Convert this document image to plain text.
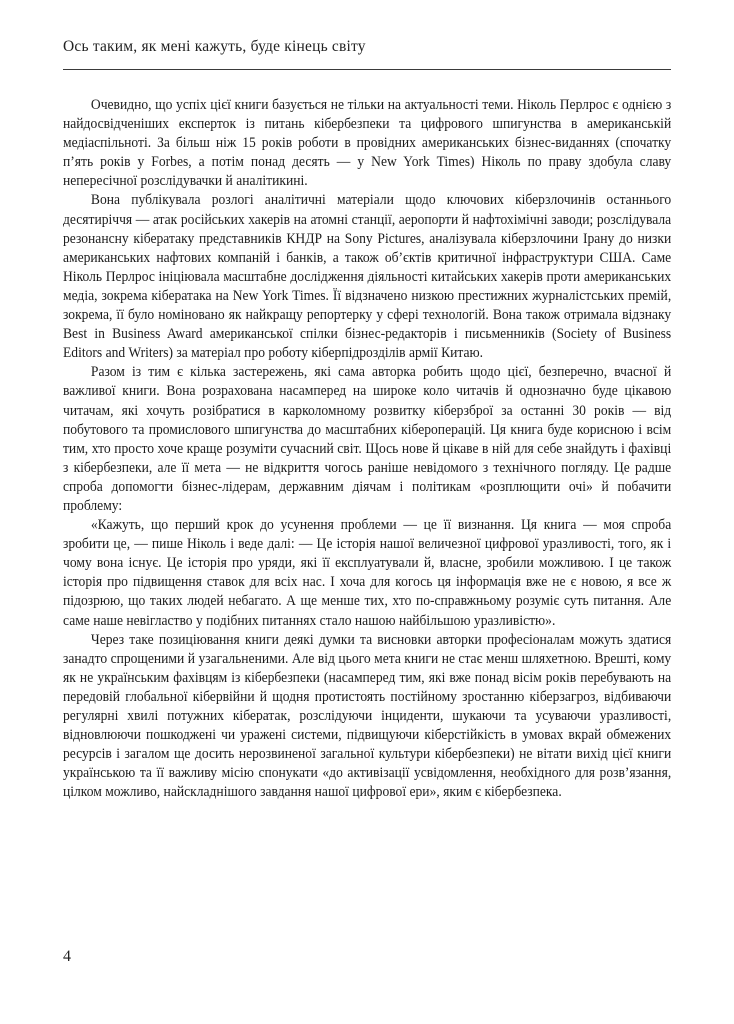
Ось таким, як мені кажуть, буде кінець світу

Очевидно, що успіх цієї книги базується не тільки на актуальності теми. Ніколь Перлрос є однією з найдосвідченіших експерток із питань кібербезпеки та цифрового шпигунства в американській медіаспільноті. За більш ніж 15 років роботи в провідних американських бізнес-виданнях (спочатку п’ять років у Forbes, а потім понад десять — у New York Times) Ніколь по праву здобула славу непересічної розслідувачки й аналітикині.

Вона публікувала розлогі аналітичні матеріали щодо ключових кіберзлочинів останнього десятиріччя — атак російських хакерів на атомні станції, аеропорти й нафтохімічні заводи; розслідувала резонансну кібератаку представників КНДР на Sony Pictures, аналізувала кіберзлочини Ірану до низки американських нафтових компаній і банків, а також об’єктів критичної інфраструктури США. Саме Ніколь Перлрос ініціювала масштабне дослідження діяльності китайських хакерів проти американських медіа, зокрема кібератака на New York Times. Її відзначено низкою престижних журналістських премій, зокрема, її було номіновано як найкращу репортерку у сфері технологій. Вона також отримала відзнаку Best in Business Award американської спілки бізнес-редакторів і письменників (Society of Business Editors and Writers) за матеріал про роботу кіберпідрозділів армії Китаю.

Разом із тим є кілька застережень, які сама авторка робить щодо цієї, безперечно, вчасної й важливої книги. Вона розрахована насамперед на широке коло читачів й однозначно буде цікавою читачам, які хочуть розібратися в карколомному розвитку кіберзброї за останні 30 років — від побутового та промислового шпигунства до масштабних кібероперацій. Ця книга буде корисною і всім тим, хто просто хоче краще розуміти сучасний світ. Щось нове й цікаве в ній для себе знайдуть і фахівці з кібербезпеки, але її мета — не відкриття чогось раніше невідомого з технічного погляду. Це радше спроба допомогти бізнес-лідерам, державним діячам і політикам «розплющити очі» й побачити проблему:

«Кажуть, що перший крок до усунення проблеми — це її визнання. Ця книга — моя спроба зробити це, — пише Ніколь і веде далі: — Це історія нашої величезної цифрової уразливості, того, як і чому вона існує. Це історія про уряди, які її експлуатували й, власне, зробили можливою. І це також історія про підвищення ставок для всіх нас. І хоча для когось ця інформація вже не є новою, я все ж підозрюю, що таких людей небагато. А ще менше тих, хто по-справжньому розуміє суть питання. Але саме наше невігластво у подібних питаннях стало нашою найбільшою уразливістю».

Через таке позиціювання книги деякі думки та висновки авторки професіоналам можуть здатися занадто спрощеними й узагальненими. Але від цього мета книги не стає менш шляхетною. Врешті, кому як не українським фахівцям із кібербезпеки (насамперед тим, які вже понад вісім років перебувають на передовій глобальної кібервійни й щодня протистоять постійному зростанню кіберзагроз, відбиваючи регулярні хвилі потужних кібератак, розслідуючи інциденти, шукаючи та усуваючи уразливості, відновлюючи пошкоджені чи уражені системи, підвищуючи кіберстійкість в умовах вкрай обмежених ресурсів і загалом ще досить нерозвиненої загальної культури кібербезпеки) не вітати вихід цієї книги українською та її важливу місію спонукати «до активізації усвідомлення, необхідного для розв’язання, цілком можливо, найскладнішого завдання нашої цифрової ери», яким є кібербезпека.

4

Required work:
In the copy, include all records verbatim but no images.

Solution:
Convert this document image to plain text.
Ось таким, як мені кажуть, буде кінець світу

Очевидно, що успіх цієї книги базується не тільки на актуальності теми. Ніколь Перлрос є однією з найдосвідченіших експерток із питань кібербезпеки та цифрового шпигунства в американській медіаспільноті. За більш ніж 15 років роботи в провідних американських бізнес-виданнях (спочатку п’ять років у Forbes, а потім понад десять — у New York Times) Ніколь по праву здобула славу непересічної розслідувачки й аналітикині.

Вона публікувала розлогі аналітичні матеріали щодо ключових кіберзлочинів останнього десятиріччя — атак російських хакерів на атомні станції, аеропорти й нафтохімічні заводи; розслідувала резонансну кібератаку представників КНДР на Sony Pictures, аналізувала кіберзлочини Ірану до низки американських нафтових компаній і банків, а також об’єктів критичної інфраструктури США. Саме Ніколь Перлрос ініціювала масштабне дослідження діяльності китайських хакерів проти американських медіа, зокрема кібератака на New York Times. Її відзначено низкою престижних журналістських премій, зокрема, її було номіновано як найкращу репортерку у сфері технологій. Вона також отримала відзнаку Best in Business Award американської спілки бізнес-редакторів і письменників (Society of Business Editors and Writers) за матеріал про роботу кіберпідрозділів армії Китаю.

Разом із тим є кілька застережень, які сама авторка робить щодо цієї, безперечно, вчасної й важливої книги. Вона розрахована насамперед на широке коло читачів й однозначно буде цікавою читачам, які хочуть розібратися в карколомному розвитку кіберзброї за останні 30 років — від побутового та промислового шпигунства до масштабних кібероперацій. Ця книга буде корисною і всім тим, хто просто хоче краще розуміти сучасний світ. Щось нове й цікаве в ній для себе знайдуть і фахівці з кібербезпеки, але її мета — не відкриття чогось раніше невідомого з технічного погляду. Це радше спроба допомогти бізнес-лідерам, державним діячам і політикам «розплющити очі» й побачити проблему:

«Кажуть, що перший крок до усунення проблеми — це її визнання. Ця книга — моя спроба зробити це, — пише Ніколь і веде далі: — Це історія нашої величезної цифрової уразливості, того, як і чому вона існує. Це історія про уряди, які її експлуатували й, власне, зробили можливою. І це також історія про підвищення ставок для всіх нас. І хоча для когось ця інформація вже не є новою, я все ж підозрюю, що таких людей небагато. А ще менше тих, хто по-справжньому розуміє суть питання. Але саме наше невігластво у подібних питаннях стало нашою найбільшою уразливістю».

Через таке позиціювання книги деякі думки та висновки авторки професіоналам можуть здатися занадто спрощеними й узагальненими. Але від цього мета книги не стає менш шляхетною. Врешті, кому як не українським фахівцям із кібербезпеки (насамперед тим, які вже понад вісім років перебувають на передовій глобальної кібервійни й щодня протистоять постійному зростанню кіберзагроз, відбиваючи регулярні хвилі потужних кібератак, розслідуючи інциденти, шукаючи та усуваючи уразливості, відновлюючи пошкоджені чи уражені системи, підвищуючи кіберстійкість в умовах вкрай обмежених ресурсів і загалом ще досить нерозвиненої загальної культури кібербезпеки) не вітати вихід цієї книги українською та її важливу місію спонукати «до активізації усвідомлення, необхідного для розв’язання, цілком можливо, найскладнішого завдання нашої цифрової ери», яким є кібербезпека.

4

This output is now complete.